DATA TO USE —
§

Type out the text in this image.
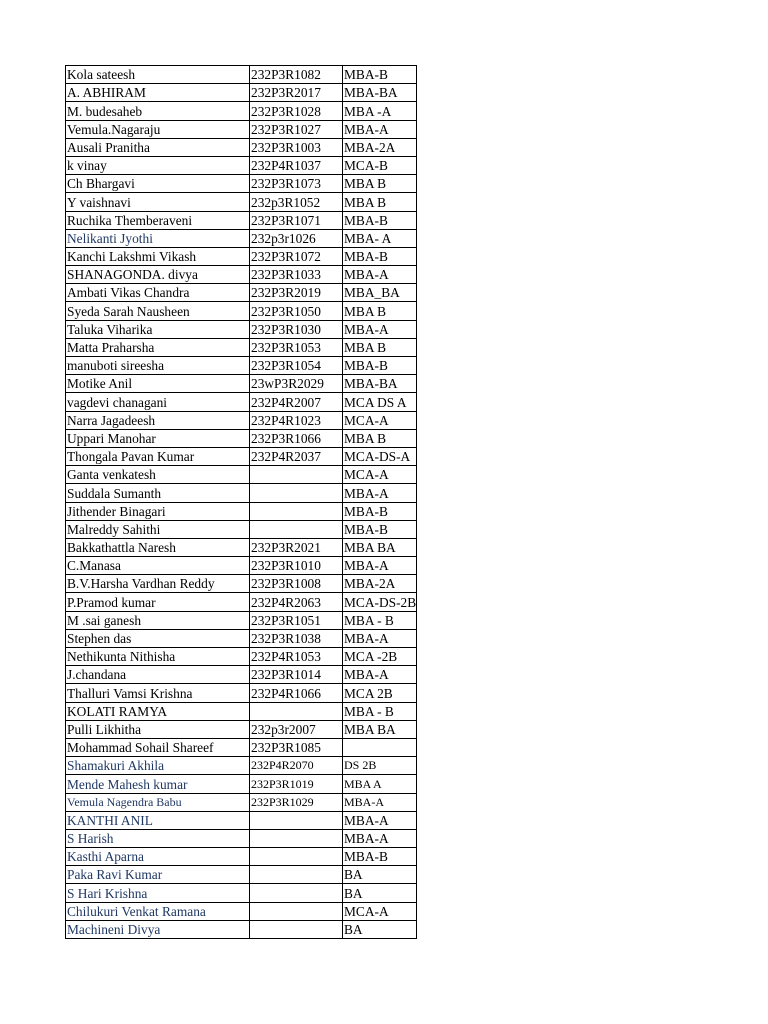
Kola sateesh	232P3R1082	MBA-B
A. ABHIRAM	232P3R2017	MBA-BA
M. budesaheb	232P3R1028	MBA -A
Vemula.Nagaraju	232P3R1027	MBA-A
Ausali Pranitha	232P3R1003	MBA-2A
k vinay	232P4R1037	MCA-B
Ch Bhargavi	232P3R1073	MBA B
Y vaishnavi	232p3R1052	MBA B
Ruchika Themberaveni	232P3R1071	MBA-B
Nelikanti Jyothi	232p3r1026	MBA- A
Kanchi Lakshmi Vikash	232P3R1072	MBA-B
SHANAGONDA. divya	232P3R1033	MBA-A
Ambati Vikas Chandra	232P3R2019	MBA_BA
Syeda Sarah Nausheen	232P3R1050	MBA B
Taluka Viharika	232P3R1030	MBA-A
Matta Praharsha	232P3R1053	MBA B
manuboti sireesha	232P3R1054	MBA-B
Motike Anil	23wP3R2029	MBA-BA
vagdevi chanagani	232P4R2007	MCA DS A
Narra Jagadeesh	232P4R1023	MCA-A
Uppari Manohar	232P3R1066	MBA B
Thongala Pavan Kumar	232P4R2037	MCA-DS-A
Ganta venkatesh		MCA-A
Suddala Sumanth		MBA-A
Jithender Binagari		MBA-B
Malreddy Sahithi		MBA-B
Bakkathattla Naresh	232P3R2021	MBA BA
C.Manasa	232P3R1010	MBA-A
B.V.Harsha Vardhan Reddy	232P3R1008	MBA-2A
P.Pramod kumar	232P4R2063	MCA-DS-2B
M .sai ganesh	232P3R1051	MBA - B
Stephen das	232P3R1038	MBA-A
Nethikunta Nithisha	232P4R1053	MCA -2B
J.chandana	232P3R1014	MBA-A
Thalluri Vamsi Krishna	232P4R1066	MCA 2B
KOLATI RAMYA		MBA - B
Pulli Likhitha	232p3r2007	MBA BA
Mohammad Sohail Shareef	232P3R1085	
Shamakuri Akhila	232P4R2070	DS 2B
Mende Mahesh kumar	232P3R1019	MBA A
Vemula Nagendra Babu	232P3R1029	MBA-A
KANTHI ANIL		MBA-A
S Harish		MBA-A
Kasthi Aparna		MBA-B
Paka Ravi Kumar		BA
S Hari Krishna		BA
Chilukuri Venkat Ramana		MCA-A
Machineni Divya		BA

§

TASK — Images should not appear in the copy; retype the listing above exactly.

THE COMPLETED TASK —
Type out the text in this image.
Kola sateesh	232P3R1082	MBA-B
A. ABHIRAM	232P3R2017	MBA-BA
M. budesaheb	232P3R1028	MBA -A
Vemula.Nagaraju	232P3R1027	MBA-A
Ausali Pranitha	232P3R1003	MBA-2A
k vinay	232P4R1037	MCA-B
Ch Bhargavi	232P3R1073	MBA B
Y vaishnavi	232p3R1052	MBA B
Ruchika Themberaveni	232P3R1071	MBA-B
Nelikanti Jyothi	232p3r1026	MBA- A
Kanchi Lakshmi Vikash	232P3R1072	MBA-B
SHANAGONDA. divya	232P3R1033	MBA-A
Ambati Vikas Chandra	232P3R2019	MBA_BA
Syeda Sarah Nausheen	232P3R1050	MBA B
Taluka Viharika	232P3R1030	MBA-A
Matta Praharsha	232P3R1053	MBA B
manuboti sireesha	232P3R1054	MBA-B
Motike Anil	23wP3R2029	MBA-BA
vagdevi chanagani	232P4R2007	MCA DS A
Narra Jagadeesh	232P4R1023	MCA-A
Uppari Manohar	232P3R1066	MBA B
Thongala Pavan Kumar	232P4R2037	MCA-DS-A
Ganta venkatesh		MCA-A
Suddala Sumanth		MBA-A
Jithender Binagari		MBA-B
Malreddy Sahithi		MBA-B
Bakkathattla Naresh	232P3R2021	MBA BA
C.Manasa	232P3R1010	MBA-A
B.V.Harsha Vardhan Reddy	232P3R1008	MBA-2A
P.Pramod kumar	232P4R2063	MCA-DS-2B
M .sai ganesh	232P3R1051	MBA - B
Stephen das	232P3R1038	MBA-A
Nethikunta Nithisha	232P4R1053	MCA -2B
J.chandana	232P3R1014	MBA-A
Thalluri Vamsi Krishna	232P4R1066	MCA 2B
KOLATI RAMYA		MBA - B
Pulli Likhitha	232p3r2007	MBA BA
Mohammad Sohail Shareef	232P3R1085	
Shamakuri Akhila	232P4R2070	DS 2B
Mende Mahesh kumar	232P3R1019	MBA A
Vemula Nagendra Babu	232P3R1029	MBA-A
KANTHI ANIL		MBA-A
S Harish		MBA-A
Kasthi Aparna		MBA-B
Paka Ravi Kumar		BA
S Hari Krishna		BA
Chilukuri Venkat Ramana		MCA-A
Machineni Divya		BA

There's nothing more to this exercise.